EXERCISE GOAL: Note how many lines include the word "JSON", and give that number by itself.

Dataset records on visual material:
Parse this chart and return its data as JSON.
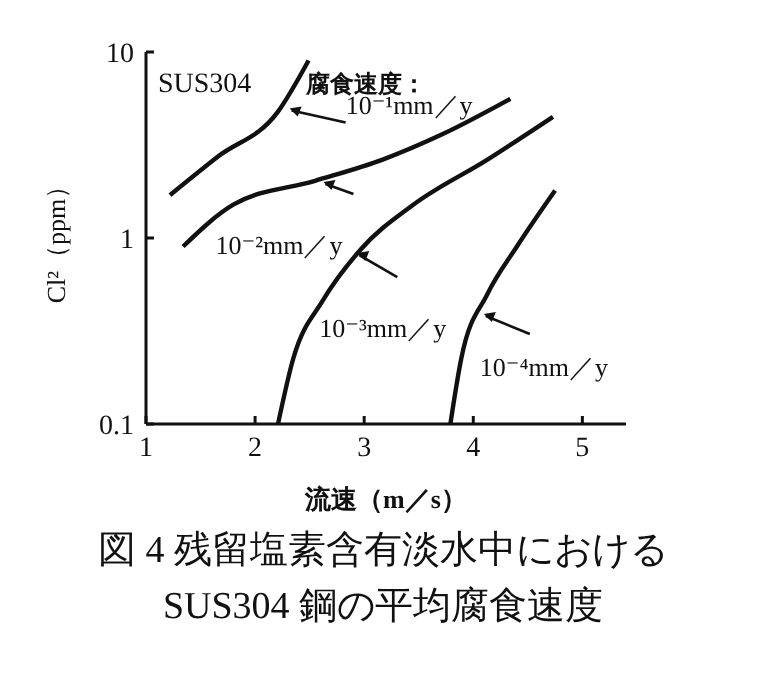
{
  "chart_data": {
    "type": "line",
    "title": "図 4 残留塩素含有淡水中における",
    "subtitle": "SUS304 鋼の平均腐食速度",
    "xlabel": "流速（m／s）",
    "ylabel": "Cl²（ppm）",
    "series": [
      {
        "color": "#111111",
        "x": [
          1.22,
          1.66,
          2.21,
          2.49
        ],
        "values": [
          1.7,
          2.74,
          4.78,
          9.0
        ]
      },
      {
        "color": "#111111",
        "x": [
          1.34,
          1.8,
          2.55,
          3.17,
          3.72,
          4.34
        ],
        "values": [
          0.9,
          1.51,
          2.03,
          2.64,
          3.62,
          5.6
        ]
      },
      {
        "color": "#111111",
        "x": [
          2.21,
          2.35,
          2.62,
          2.97,
          3.45,
          4.13,
          4.73
        ],
        "values": [
          0.1,
          0.225,
          0.46,
          0.87,
          1.51,
          2.64,
          4.48
        ]
      },
      {
        "color": "#111111",
        "x": [
          3.79,
          3.89,
          4.13,
          4.4,
          4.75
        ],
        "values": [
          0.1,
          0.225,
          0.5,
          0.9,
          1.8
        ]
      }
    ],
    "annotations": [
      "SUS304",
      "腐食速度：",
      {
        "text": "10⁻¹mm／y",
        "x": 2.28,
        "y": 4.97
      },
      {
        "text": "10⁻²mm／y",
        "x": 2.59,
        "y": 2.0
      },
      {
        "text": "10⁻³mm／y",
        "x": 2.9,
        "y": 0.83
      },
      {
        "text": "10⁻⁴mm／y",
        "x": 4.06,
        "y": 0.39
      }
    ],
    "xlim": [
      1,
      5.4
    ],
    "xticks": [
      1,
      2,
      3,
      4,
      5
    ],
    "ylim": [
      0.1,
      10
    ],
    "yticks": [
      0.1,
      1,
      10
    ],
    "log": "y",
    "marker": "none",
    "line_style": "solid"
  }
}
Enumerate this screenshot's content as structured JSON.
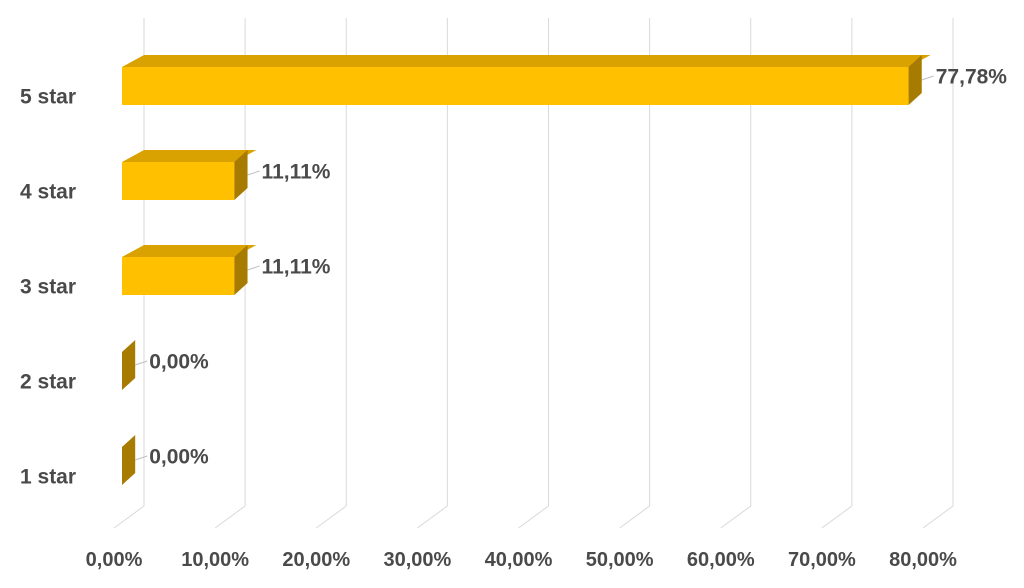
{
  "chart_data": {
    "type": "bar",
    "orientation": "horizontal",
    "style": "3d",
    "categories": [
      "5 star",
      "4 star",
      "3 star",
      "2 star",
      "1 star"
    ],
    "values": [
      77.78,
      11.11,
      11.11,
      0.0,
      0.0
    ],
    "data_labels": [
      "77,78%",
      "11,11%",
      "11,11%",
      "0,00%",
      "0,00%"
    ],
    "xlim": [
      0,
      80
    ],
    "xticks": [
      0,
      10,
      20,
      30,
      40,
      50,
      60,
      70,
      80
    ],
    "xtick_labels": [
      "0,00%",
      "10,00%",
      "20,00%",
      "30,00%",
      "40,00%",
      "50,00%",
      "60,00%",
      "70,00%",
      "80,00%"
    ],
    "grid": true,
    "legend": "none",
    "colors": {
      "bar_front": "#FFC000",
      "bar_top": "#D9A200",
      "bar_side": "#A77B00",
      "grid": "#D9D9D9",
      "text": "#4A4A4A"
    }
  }
}
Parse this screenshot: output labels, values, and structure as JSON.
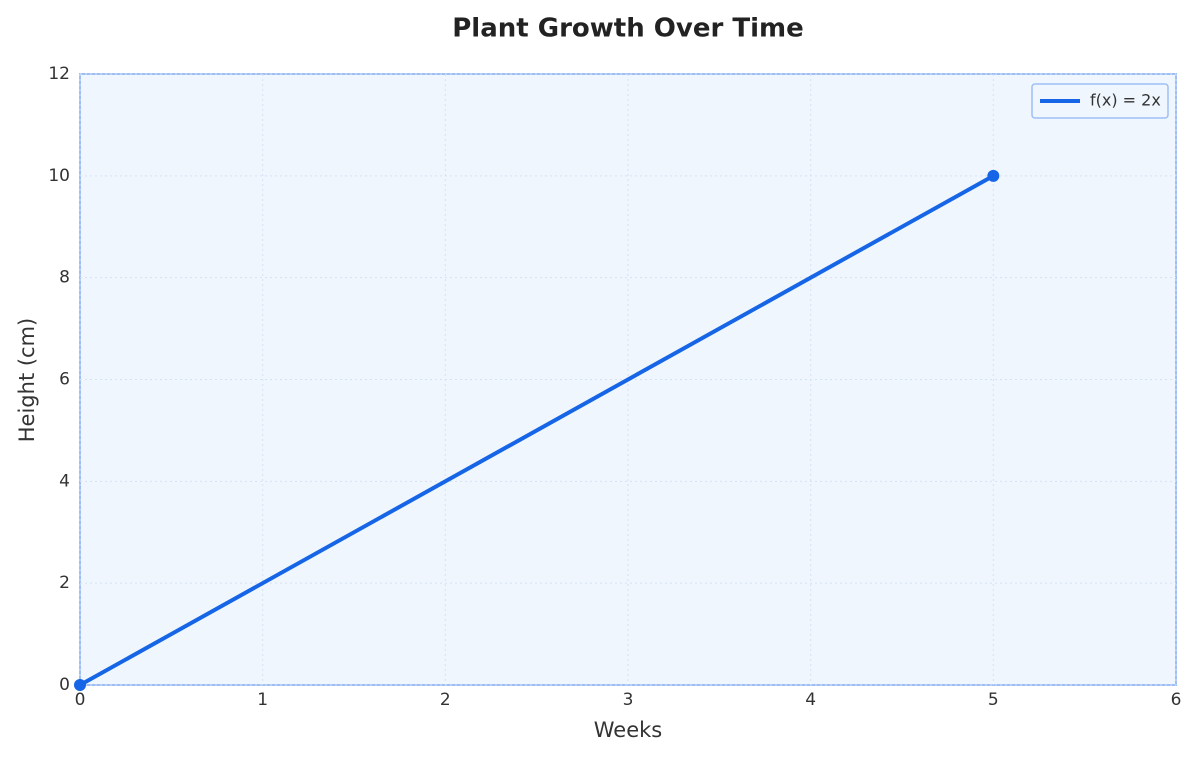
{
  "chart_data": {
    "type": "line",
    "title": "Plant Growth Over Time",
    "x_label": "Weeks",
    "y_label": "Height (cm)",
    "x": [
      0,
      5
    ],
    "series": [
      {
        "name": "f(x) = 2x",
        "color": "#1565e6",
        "values": [
          0,
          10
        ]
      }
    ],
    "xlim": [
      0,
      6
    ],
    "xticks": [
      0,
      1,
      2,
      3,
      4,
      5,
      6
    ],
    "ylim": [
      0,
      12
    ],
    "yticks": [
      0,
      2,
      4,
      6,
      8,
      10,
      12
    ],
    "grid": true,
    "legend": "upper right"
  }
}
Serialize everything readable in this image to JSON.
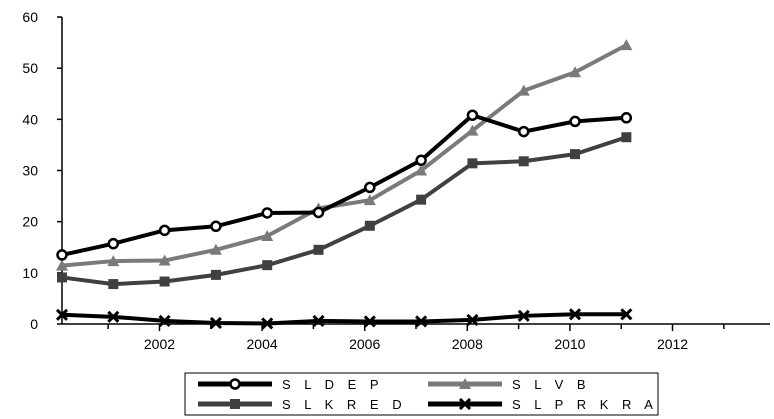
{
  "chart_data": {
    "type": "line",
    "x": [
      2000.1,
      2001.1,
      2002.1,
      2003.1,
      2004.1,
      2005.1,
      2006.1,
      2007.1,
      2008.1,
      2009.1,
      2010.1,
      2011.1
    ],
    "xlim": [
      2000.1,
      2013.9
    ],
    "xticks": [
      2002,
      2004,
      2006,
      2008,
      2010,
      2012
    ],
    "ylim": [
      0,
      60
    ],
    "yticks": [
      0,
      10,
      20,
      30,
      40,
      50,
      60
    ],
    "grid": false,
    "legend_position": "bottom",
    "series": [
      {
        "name": "SLDEP",
        "marker": "circle",
        "color": "#000000",
        "values": [
          13.5,
          15.7,
          18.3,
          19.1,
          21.7,
          21.8,
          26.7,
          32.0,
          40.8,
          37.6,
          39.6,
          40.3
        ]
      },
      {
        "name": "SLVB",
        "marker": "triangle",
        "color": "#7a7a7a",
        "values": [
          11.4,
          12.3,
          12.4,
          14.5,
          17.2,
          22.6,
          24.2,
          30.0,
          37.8,
          45.6,
          49.2,
          54.5
        ]
      },
      {
        "name": "SLKRED",
        "marker": "square",
        "color": "#404040",
        "values": [
          9.1,
          7.8,
          8.3,
          9.6,
          11.5,
          14.5,
          19.2,
          24.3,
          31.4,
          31.8,
          33.2,
          36.5
        ]
      },
      {
        "name": "SLPRKRA",
        "marker": "cross",
        "color": "#000000",
        "values": [
          1.8,
          1.4,
          0.6,
          0.2,
          0.1,
          0.6,
          0.5,
          0.5,
          0.8,
          1.6,
          1.9,
          1.9
        ]
      }
    ]
  },
  "legend": {
    "items": [
      {
        "label": "S L D E P"
      },
      {
        "label": "S L V B"
      },
      {
        "label": "S L K R E D"
      },
      {
        "label": "S L P R K R A"
      }
    ]
  }
}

THE COMPLETED TASK: 4